*MATERIAL PROVIDED*.
------------------------------------
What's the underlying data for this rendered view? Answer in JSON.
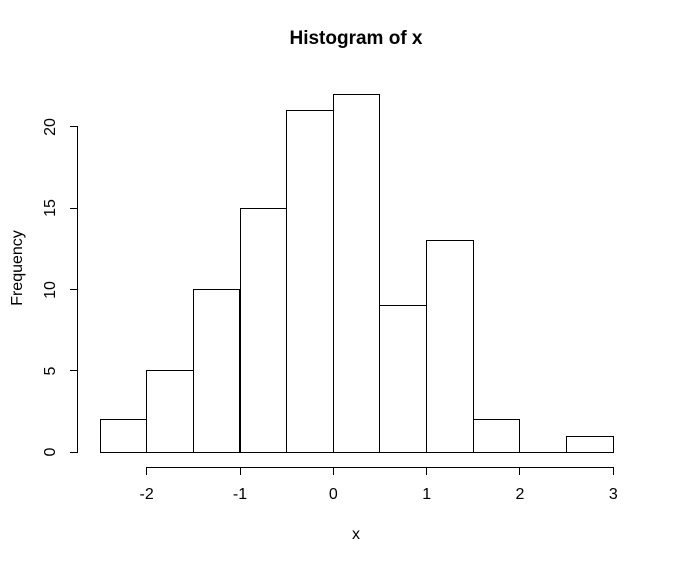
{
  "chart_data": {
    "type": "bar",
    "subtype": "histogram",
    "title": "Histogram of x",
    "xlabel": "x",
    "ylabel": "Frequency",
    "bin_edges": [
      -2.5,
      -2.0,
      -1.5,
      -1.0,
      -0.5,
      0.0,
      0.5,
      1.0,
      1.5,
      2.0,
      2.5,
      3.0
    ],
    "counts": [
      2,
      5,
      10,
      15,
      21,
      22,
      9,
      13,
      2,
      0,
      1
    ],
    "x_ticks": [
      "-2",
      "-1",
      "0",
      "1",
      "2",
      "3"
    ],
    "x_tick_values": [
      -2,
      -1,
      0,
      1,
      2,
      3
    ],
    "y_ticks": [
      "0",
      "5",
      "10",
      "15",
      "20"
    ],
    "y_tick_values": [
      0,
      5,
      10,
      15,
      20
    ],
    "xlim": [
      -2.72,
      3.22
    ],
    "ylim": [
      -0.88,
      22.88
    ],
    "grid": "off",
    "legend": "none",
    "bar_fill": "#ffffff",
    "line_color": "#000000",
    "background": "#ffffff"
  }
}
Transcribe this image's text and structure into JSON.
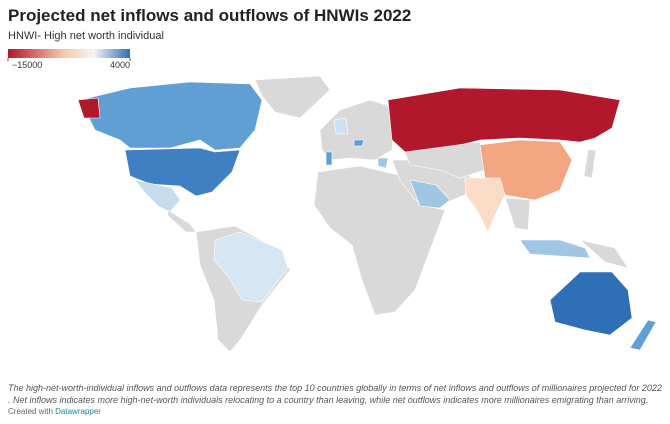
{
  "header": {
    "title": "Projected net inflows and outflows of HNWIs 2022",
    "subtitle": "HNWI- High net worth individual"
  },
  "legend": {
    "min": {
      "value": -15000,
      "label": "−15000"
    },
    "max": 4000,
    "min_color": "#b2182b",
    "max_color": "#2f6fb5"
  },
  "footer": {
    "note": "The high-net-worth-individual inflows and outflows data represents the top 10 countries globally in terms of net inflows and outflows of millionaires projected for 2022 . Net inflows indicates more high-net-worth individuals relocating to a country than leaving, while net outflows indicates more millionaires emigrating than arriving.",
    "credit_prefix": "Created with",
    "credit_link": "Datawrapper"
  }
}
------------------------------------
*WHAT YOU SHOULD DO*. Transcribe the records word for word and include no pictures.

*OUTPUT FOR THIS EXERCISE*.
What's the underlying data for this rendered view? Answer in JSON.
{
  "chart_data": {
    "type": "bar",
    "subtype": "histogram",
    "title": "Histogram of x",
    "xlabel": "x",
    "ylabel": "Frequency",
    "bin_edges": [
      -2.5,
      -2.0,
      -1.5,
      -1.0,
      -0.5,
      0.0,
      0.5,
      1.0,
      1.5,
      2.0,
      2.5,
      3.0
    ],
    "counts": [
      2,
      5,
      10,
      15,
      21,
      22,
      9,
      13,
      2,
      0,
      1
    ],
    "x_ticks": [
      "-2",
      "-1",
      "0",
      "1",
      "2",
      "3"
    ],
    "x_tick_values": [
      -2,
      -1,
      0,
      1,
      2,
      3
    ],
    "y_ticks": [
      "0",
      "5",
      "10",
      "15",
      "20"
    ],
    "y_tick_values": [
      0,
      5,
      10,
      15,
      20
    ],
    "xlim": [
      -2.72,
      3.22
    ],
    "ylim": [
      -0.88,
      22.88
    ],
    "grid": "off",
    "legend": "none",
    "bar_fill": "#ffffff",
    "line_color": "#000000",
    "background": "#ffffff"
  }
}
Transcribe this image's text and structure into JSON.
{
  "header": {
    "title": "Projected net inflows and outflows of HNWIs 2022",
    "subtitle": "HNWI- High net worth individual"
  },
  "legend": {
    "min": {
      "value": -15000,
      "label": "−15000"
    },
    "max": 4000,
    "min_color": "#b2182b",
    "max_color": "#2f6fb5"
  },
  "footer": {
    "note": "The high-net-worth-individual inflows and outflows data represents the top 10 countries globally in terms of net inflows and outflows of millionaires projected for 2022 . Net inflows indicates more high-net-worth individuals relocating to a country than leaving, while net outflows indicates more millionaires emigrating than arriving.",
    "credit_prefix": "Created with",
    "credit_link": "Datawrapper"
  }
}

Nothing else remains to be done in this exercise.